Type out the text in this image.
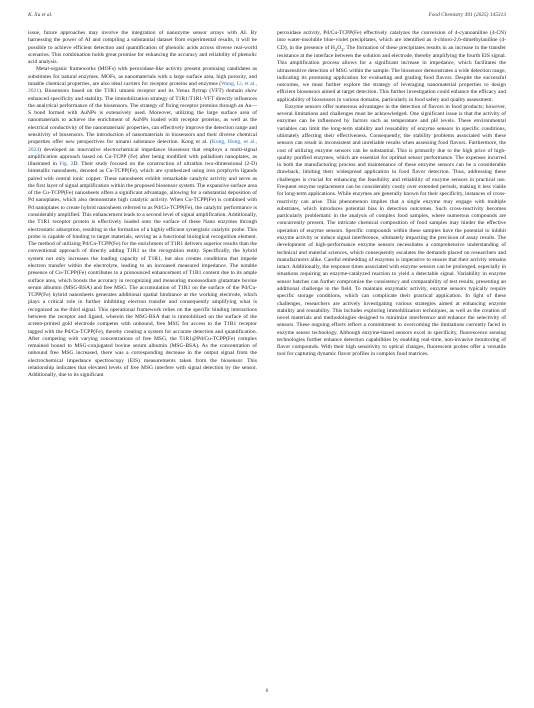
K. Xu et al.	Food Chemistry 491 (2025) 145313

issue, future approaches may involve the integration of nanozyme sensor arrays with AI. By harnessing the power of AI and compiling a substantial dataset from experimental results, it will be possible to achieve efficient detection and quantification of phenolic acids across diverse real-world scenarios. This combination holds great promise for enhancing the accuracy and reliability of phenolic acid analysis.

Metal-organic frameworks (MOFs) with peroxidase-like activity present promising candidates as substitutes for natural enzymes. MOFs, as nanomaterials with a large surface area, high porosity, and tunable chemical properties, are also ideal carriers for receptor proteins and enzymes (Wang, Li, et al., 2021). Biosensors based on the T1R1 umami receptor and its Venus flytrap (VFT) domain show enhanced specificity and stability. The immobilization strategy of T1R1/T1R1-VFT directly influences the analytical performance of the biosensors. The strategy of fixing receptor proteins through an Au—S bond formed with AuNPs is extensively used. Moreover, utilizing the large surface area of nanomaterials to achieve the enrichment of AuNPs loaded with receptor proteins, as well as the electrical conductivity of the nanomaterials' properties, can effectively improve the detection range and sensitivity of biosensors. The introduction of nanomaterials in biosensors and their diverse chemical properties offer new perspectives for umami substance detection. Kong et al. (Kong, Hong, et al., 2024) developed an innovative electrochemical impedance biosensor that employs a multi-signal amplification approach based on Cu-TCPP (Fe) after being modified with palladium nanoplates, as illustrated in Fig. 2D. Their study focused on the construction of ultrathin two-dimensional (2-D) bimetallic nanosheets, denoted as Cu-TCPP(Fe), which are synthesized using iron porphyrin ligands paired with central ionic copper. These nanosheets exhibit remarkable catalytic activity and serve as the first layer of signal amplification within the proposed biosensor system. The expansive surface area of the Cu-TCPP(Fe) nanosheets offers a significant advantage, allowing for a substantial deposition of Pd nanoplates, which also demonstrate high catalytic activity. When Cu-TCPP(Fe) is combined with Pd nanoplates to create hybrid nanosheets referred to as Pd/Cu-TCPP(Fe), the catalytic performance is considerably amplified. This enhancement leads to a second level of signal amplification. Additionally, the T1R1 receptor protein is effectively loaded onto the surface of these Nano enzymes through electrostatic adsorption, resulting in the formation of a highly efficient synergistic catalytic probe. This probe is capable of binding to target materials, serving as a functional biological recognition element. The method of utilizing Pd/Cu-TCPP(Fe) for the enrichment of T1R1 delivers superior results than the conventional approach of directly adding T1R1 as the recognition entity. Specifically, the hybrid system not only increases the loading capacity of T1R1, but also creates conditions that impede electron transfer within the electrolyte, leading to an increased measured impedance. The notable presence of Cu-TCPP(Fe) contributes to a pronounced enhancement of T1R1 content due to its ample surface area, which boosts the accuracy in recognizing and measuring monosodium glutamate bovine serum albumin (MSG-BSA) and free MSG. The accumulation of T1R1 on the surface of the Pd/Cu-TCPP(Fe) hybrid nanosheets generates additional spatial hindrance at the working electrode, which plays a critical role in further inhibiting electron transfer and consequently amplifying what is recognized as the third signal. This operational framework relies on the specific binding interactions between the receptor and ligand, wherein the MSG-BSA that is immobilized on the surface of the screen-printed gold electrode competes with unbound, free MSG for access to the T1R1 receptor tagged with the Pd/Cu-TCPP(Fe), thereby creating a system for accurate detection and quantification. After competing with varying concentrations of free MSG, the T1R1@Pd/Cu-TCPP(Fe) complex remained bound to MSG-conjugated bovine serum albumin (MSG-BSA). As the concentration of unbound free MSG increased, there was a corresponding decrease in the output signal from the electrochemical impedance spectroscopy (EIS) measurements taken from the biosensor. This relationship indicates that elevated levels of free MSG interfere with signal detection by the sensor. Additionally, due to its significant

peroxidase activity, Pd/Cu-TCPP(Fe) effectively catalyzes the conversion of 4-cyanoaniline (4-CN) into water-insoluble blue-violet precipitates, which are identified as 4-chloro-2,6-dimethylaniline (4-CD), in the presence of $H_2O_2$. The formation of these precipitates results in an increase in the transfer resistance at the interface between the solution and electrode, thereby amplifying the fourth EIS signal. This amplification process allows for a significant increase in impedance, which facilitates the ultrasensitive detection of MSG within the sample. The biosensor demonstrates a wide detection range, indicating its promising application for evaluating and grading food flavors. Despite the successful outcomes, we must further explore the strategy of leveraging nanomaterial properties to design efficient biosensors aimed at target detection. This further investigation could enhance the efficacy and applicability of biosensors in various domains, particularly in food safety and quality assessment.

Enzyme sensors offer numerous advantages in the detection of flavors in food products; however, several limitations and challenges must be acknowledged. One significant issue is that the activity of enzymes can be influenced by factors such as temperature and pH levels. These environmental variables can limit the long-term stability and reusability of enzyme sensors in specific conditions, ultimately affecting their effectiveness. Consequently, the stability problems associated with these sensors can result in inconsistent and unreliable results when assessing food flavors. Furthermore, the cost of utilizing enzyme sensors can be substantial. This is primarily due to the high price of high-quality purified enzymes, which are essential for optimal sensor performance. The expenses incurred in both the manufacturing process and maintenance of these enzyme sensors can be a considerable drawback, limiting their widespread application in food flavor detection. Thus, addressing these challenges is crucial for enhancing the feasibility and reliability of enzyme sensors in practical use. Frequent enzyme replacement can be considerably costly over extended periods, making it less viable for long-term applications. While enzymes are generally known for their specificity, instances of cross-reactivity can arise. This phenomenon implies that a single enzyme may engage with multiple substrates, which introduces potential bias in detection outcomes. Such cross-reactivity becomes particularly problematic in the analysis of complex food samples, where numerous compounds are concurrently present. The intricate chemical composition of food samples may hinder the effective operation of enzyme sensors. Specific compounds within these samples have the potential to inhibit enzyme activity or induce signal interference, ultimately impacting the precision of assay results. The development of high-performance enzyme sensors necessitates a comprehensive understanding of technical and material sciences, which consequently escalates the demands placed on researchers and manufacturers alike. Careful embedding of enzymes is imperative to ensure that their activity remains intact. Additionally, the response times associated with enzyme sensors can be prolonged, especially in situations requiring an enzyme-catalyzed reaction to yield a detectable signal. Variability in enzyme sensor batches can further compromise the consistency and comparability of test results, presenting an additional challenge in the field. To maintain enzymatic activity, enzyme sensors typically require specific storage conditions, which can complicate their practical application. In light of these challenges, researchers are actively investigating various strategies aimed at enhancing enzyme stability and reusability. This includes exploring immobilization techniques, as well as the creation of novel materials and methodologies designed to minimize interference and enhance the selectivity of sensors. These ongoing efforts reflect a commitment to overcoming the limitations currently faced in enzyme sensor technology. Although enzyme-based sensors excel in specificity, fluorescence sensing technologies further enhance detection capabilities by enabling real-time, non-invasive monitoring of flavor compounds. With their high sensitivity to optical changes, fluorescent probes offer a versatile tool for capturing dynamic flavor profiles in complex food matrices.

6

····················

Each record should be copied exactly, and each image left out.

Type out the text in this image.
K. Xu et al.	Food Chemistry 491 (2025) 145313

issue, future approaches may involve the integration of nanozyme sensor arrays with AI. By harnessing the power of AI and compiling a substantial dataset from experimental results, it will be possible to achieve efficient detection and quantification of phenolic acids across diverse real-world scenarios. This combination holds great promise for enhancing the accuracy and reliability of phenolic acid analysis.

Metal-organic frameworks (MOFs) with peroxidase-like activity present promising candidates as substitutes for natural enzymes. MOFs, as nanomaterials with a large surface area, high porosity, and tunable chemical properties, are also ideal carriers for receptor proteins and enzymes (Wang, Li, et al., 2021). Biosensors based on the T1R1 umami receptor and its Venus flytrap (VFT) domain show enhanced specificity and stability. The immobilization strategy of T1R1/T1R1-VFT directly influences the analytical performance of the biosensors. The strategy of fixing receptor proteins through an Au—S bond formed with AuNPs is extensively used. Moreover, utilizing the large surface area of nanomaterials to achieve the enrichment of AuNPs loaded with receptor proteins, as well as the electrical conductivity of the nanomaterials' properties, can effectively improve the detection range and sensitivity of biosensors. The introduction of nanomaterials in biosensors and their diverse chemical properties offer new perspectives for umami substance detection. Kong et al. (Kong, Hong, et al., 2024) developed an innovative electrochemical impedance biosensor that employs a multi-signal amplification approach based on Cu-TCPP (Fe) after being modified with palladium nanoplates, as illustrated in Fig. 2D. Their study focused on the construction of ultrathin two-dimensional (2-D) bimetallic nanosheets, denoted as Cu-TCPP(Fe), which are synthesized using iron porphyrin ligands paired with central ionic copper. These nanosheets exhibit remarkable catalytic activity and serve as the first layer of signal amplification within the proposed biosensor system. The expansive surface area of the Cu-TCPP(Fe) nanosheets offers a significant advantage, allowing for a substantial deposition of Pd nanoplates, which also demonstrate high catalytic activity. When Cu-TCPP(Fe) is combined with Pd nanoplates to create hybrid nanosheets referred to as Pd/Cu-TCPP(Fe), the catalytic performance is considerably amplified. This enhancement leads to a second level of signal amplification. Additionally, the T1R1 receptor protein is effectively loaded onto the surface of these Nano enzymes through electrostatic adsorption, resulting in the formation of a highly efficient synergistic catalytic probe. This probe is capable of binding to target materials, serving as a functional biological recognition element. The method of utilizing Pd/Cu-TCPP(Fe) for the enrichment of T1R1 delivers superior results than the conventional approach of directly adding T1R1 as the recognition entity. Specifically, the hybrid system not only increases the loading capacity of T1R1, but also creates conditions that impede electron transfer within the electrolyte, leading to an increased measured impedance. The notable presence of Cu-TCPP(Fe) contributes to a pronounced enhancement of T1R1 content due to its ample surface area, which boosts the accuracy in recognizing and measuring monosodium glutamate bovine serum albumin (MSG-BSA) and free MSG. The accumulation of T1R1 on the surface of the Pd/Cu-TCPP(Fe) hybrid nanosheets generates additional spatial hindrance at the working electrode, which plays a critical role in further inhibiting electron transfer and consequently amplifying what is recognized as the third signal. This operational framework relies on the specific binding interactions between the receptor and ligand, wherein the MSG-BSA that is immobilized on the surface of the screen-printed gold electrode competes with unbound, free MSG for access to the T1R1 receptor tagged with the Pd/Cu-TCPP(Fe), thereby creating a system for accurate detection and quantification. After competing with varying concentrations of free MSG, the T1R1@Pd/Cu-TCPP(Fe) complex remained bound to MSG-conjugated bovine serum albumin (MSG-BSA). As the concentration of unbound free MSG increased, there was a corresponding decrease in the output signal from the electrochemical impedance spectroscopy (EIS) measurements taken from the biosensor. This relationship indicates that elevated levels of free MSG interfere with signal detection by the sensor. Additionally, due to its significant

peroxidase activity, Pd/Cu-TCPP(Fe) effectively catalyzes the conversion of 4-cyanoaniline (4-CN) into water-insoluble blue-violet precipitates, which are identified as 4-chloro-2,6-dimethylaniline (4-CD), in the presence of $H_2O_2$. The formation of these precipitates results in an increase in the transfer resistance at the interface between the solution and electrode, thereby amplifying the fourth EIS signal. This amplification process allows for a significant increase in impedance, which facilitates the ultrasensitive detection of MSG within the sample. The biosensor demonstrates a wide detection range, indicating its promising application for evaluating and grading food flavors. Despite the successful outcomes, we must further explore the strategy of leveraging nanomaterial properties to design efficient biosensors aimed at target detection. This further investigation could enhance the efficacy and applicability of biosensors in various domains, particularly in food safety and quality assessment.

Enzyme sensors offer numerous advantages in the detection of flavors in food products; however, several limitations and challenges must be acknowledged. One significant issue is that the activity of enzymes can be influenced by factors such as temperature and pH levels. These environmental variables can limit the long-term stability and reusability of enzyme sensors in specific conditions, ultimately affecting their effectiveness. Consequently, the stability problems associated with these sensors can result in inconsistent and unreliable results when assessing food flavors. Furthermore, the cost of utilizing enzyme sensors can be substantial. This is primarily due to the high price of high-quality purified enzymes, which are essential for optimal sensor performance. The expenses incurred in both the manufacturing process and maintenance of these enzyme sensors can be a considerable drawback, limiting their widespread application in food flavor detection. Thus, addressing these challenges is crucial for enhancing the feasibility and reliability of enzyme sensors in practical use. Frequent enzyme replacement can be considerably costly over extended periods, making it less viable for long-term applications. While enzymes are generally known for their specificity, instances of cross-reactivity can arise. This phenomenon implies that a single enzyme may engage with multiple substrates, which introduces potential bias in detection outcomes. Such cross-reactivity becomes particularly problematic in the analysis of complex food samples, where numerous compounds are concurrently present. The intricate chemical composition of food samples may hinder the effective operation of enzyme sensors. Specific compounds within these samples have the potential to inhibit enzyme activity or induce signal interference, ultimately impacting the precision of assay results. The development of high-performance enzyme sensors necessitates a comprehensive understanding of technical and material sciences, which consequently escalates the demands placed on researchers and manufacturers alike. Careful embedding of enzymes is imperative to ensure that their activity remains intact. Additionally, the response times associated with enzyme sensors can be prolonged, especially in situations requiring an enzyme-catalyzed reaction to yield a detectable signal. Variability in enzyme sensor batches can further compromise the consistency and comparability of test results, presenting an additional challenge in the field. To maintain enzymatic activity, enzyme sensors typically require specific storage conditions, which can complicate their practical application. In light of these challenges, researchers are actively investigating various strategies aimed at enhancing enzyme stability and reusability. This includes exploring immobilization techniques, as well as the creation of novel materials and methodologies designed to minimize interference and enhance the selectivity of sensors. These ongoing efforts reflect a commitment to overcoming the limitations currently faced in enzyme sensor technology. Although enzyme-based sensors excel in specificity, fluorescence sensing technologies further enhance detection capabilities by enabling real-time, non-invasive monitoring of flavor compounds. With their high sensitivity to optical changes, fluorescent probes offer a versatile tool for capturing dynamic flavor profiles in complex food matrices.

6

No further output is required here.